> **Working data**
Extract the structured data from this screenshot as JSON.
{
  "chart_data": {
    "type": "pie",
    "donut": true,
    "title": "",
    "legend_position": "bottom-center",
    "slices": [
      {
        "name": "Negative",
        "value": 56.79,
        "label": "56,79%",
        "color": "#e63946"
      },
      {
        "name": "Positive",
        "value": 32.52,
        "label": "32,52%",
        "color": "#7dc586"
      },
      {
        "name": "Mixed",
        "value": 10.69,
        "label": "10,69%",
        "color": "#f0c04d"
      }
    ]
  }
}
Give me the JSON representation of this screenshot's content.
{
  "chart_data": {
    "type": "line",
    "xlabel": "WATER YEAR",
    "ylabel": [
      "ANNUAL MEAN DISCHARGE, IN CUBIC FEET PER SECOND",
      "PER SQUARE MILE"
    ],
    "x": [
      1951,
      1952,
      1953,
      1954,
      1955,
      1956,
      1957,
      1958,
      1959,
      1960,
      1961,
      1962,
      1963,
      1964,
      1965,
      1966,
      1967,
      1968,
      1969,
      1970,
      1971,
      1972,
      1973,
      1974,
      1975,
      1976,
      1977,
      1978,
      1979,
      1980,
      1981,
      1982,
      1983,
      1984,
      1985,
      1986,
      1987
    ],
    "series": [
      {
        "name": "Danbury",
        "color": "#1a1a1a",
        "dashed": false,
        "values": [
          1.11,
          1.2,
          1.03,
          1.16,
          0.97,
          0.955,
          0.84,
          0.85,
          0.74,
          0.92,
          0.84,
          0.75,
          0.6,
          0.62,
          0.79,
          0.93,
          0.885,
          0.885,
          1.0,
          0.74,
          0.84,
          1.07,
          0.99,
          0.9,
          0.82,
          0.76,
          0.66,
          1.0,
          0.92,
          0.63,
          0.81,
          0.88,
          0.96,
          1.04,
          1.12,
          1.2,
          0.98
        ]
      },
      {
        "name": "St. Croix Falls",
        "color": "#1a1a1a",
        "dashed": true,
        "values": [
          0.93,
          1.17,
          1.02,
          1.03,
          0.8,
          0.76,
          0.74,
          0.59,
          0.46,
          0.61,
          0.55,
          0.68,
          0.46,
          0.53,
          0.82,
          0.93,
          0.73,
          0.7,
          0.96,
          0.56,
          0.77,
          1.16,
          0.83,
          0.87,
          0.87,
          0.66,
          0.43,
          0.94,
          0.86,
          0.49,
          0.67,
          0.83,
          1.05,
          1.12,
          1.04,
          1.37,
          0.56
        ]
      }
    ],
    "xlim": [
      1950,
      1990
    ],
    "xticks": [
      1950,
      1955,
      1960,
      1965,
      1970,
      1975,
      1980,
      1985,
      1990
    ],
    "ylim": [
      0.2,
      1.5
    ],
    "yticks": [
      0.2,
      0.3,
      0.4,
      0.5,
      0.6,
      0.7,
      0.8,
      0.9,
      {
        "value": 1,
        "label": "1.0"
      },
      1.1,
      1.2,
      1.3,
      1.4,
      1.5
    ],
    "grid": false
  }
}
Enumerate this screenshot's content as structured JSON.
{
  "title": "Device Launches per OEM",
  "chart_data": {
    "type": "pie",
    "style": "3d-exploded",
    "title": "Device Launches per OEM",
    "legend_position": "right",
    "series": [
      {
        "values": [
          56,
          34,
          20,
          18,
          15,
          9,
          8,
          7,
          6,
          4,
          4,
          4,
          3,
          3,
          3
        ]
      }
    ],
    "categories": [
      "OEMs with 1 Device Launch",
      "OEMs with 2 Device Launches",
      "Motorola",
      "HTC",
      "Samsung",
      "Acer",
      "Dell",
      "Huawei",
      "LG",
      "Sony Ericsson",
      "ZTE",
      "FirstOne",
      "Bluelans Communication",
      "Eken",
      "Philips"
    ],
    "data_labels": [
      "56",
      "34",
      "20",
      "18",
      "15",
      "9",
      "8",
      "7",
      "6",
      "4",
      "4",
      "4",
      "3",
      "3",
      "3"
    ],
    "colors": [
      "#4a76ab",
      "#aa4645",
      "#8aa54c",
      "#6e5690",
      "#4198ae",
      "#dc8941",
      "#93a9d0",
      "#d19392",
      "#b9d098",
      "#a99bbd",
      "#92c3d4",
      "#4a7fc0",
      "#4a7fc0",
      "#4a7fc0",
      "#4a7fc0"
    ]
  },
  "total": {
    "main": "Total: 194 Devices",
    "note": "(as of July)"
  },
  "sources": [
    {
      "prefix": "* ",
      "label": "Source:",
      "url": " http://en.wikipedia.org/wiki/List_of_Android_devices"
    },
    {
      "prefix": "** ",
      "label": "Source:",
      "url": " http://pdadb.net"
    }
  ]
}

> **Work to be completed**
Copy out every line that includes the word "with".

> **In response**
      "OEMs with 1 Device Launch",
      "OEMs with 2 Device Launches",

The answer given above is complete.